/---
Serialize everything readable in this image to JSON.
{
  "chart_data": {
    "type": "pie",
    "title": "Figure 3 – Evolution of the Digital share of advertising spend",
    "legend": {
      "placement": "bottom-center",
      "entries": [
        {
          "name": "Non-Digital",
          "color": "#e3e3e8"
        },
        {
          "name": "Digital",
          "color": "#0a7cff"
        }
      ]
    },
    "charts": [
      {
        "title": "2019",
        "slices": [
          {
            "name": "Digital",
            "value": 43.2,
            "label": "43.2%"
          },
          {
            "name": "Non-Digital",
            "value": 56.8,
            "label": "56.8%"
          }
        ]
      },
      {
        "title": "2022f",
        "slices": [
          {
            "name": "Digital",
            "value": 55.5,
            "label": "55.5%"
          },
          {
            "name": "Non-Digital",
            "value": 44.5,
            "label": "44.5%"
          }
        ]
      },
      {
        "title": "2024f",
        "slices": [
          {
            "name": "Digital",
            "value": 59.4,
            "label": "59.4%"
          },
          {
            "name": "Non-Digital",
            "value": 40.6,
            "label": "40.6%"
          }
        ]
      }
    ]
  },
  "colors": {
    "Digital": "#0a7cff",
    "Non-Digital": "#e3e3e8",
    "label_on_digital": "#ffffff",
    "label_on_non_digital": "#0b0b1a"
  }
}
\---
# [REQUIRED TASK]
Scan the listing above and copy all lines containing the word "value".

# [REPLY TO THE EXERCISE]
            "value": 43.2,
            "value": 56.8,
            "value": 55.5,
            "value": 44.5,
            "value": 59.4,
            "value": 40.6,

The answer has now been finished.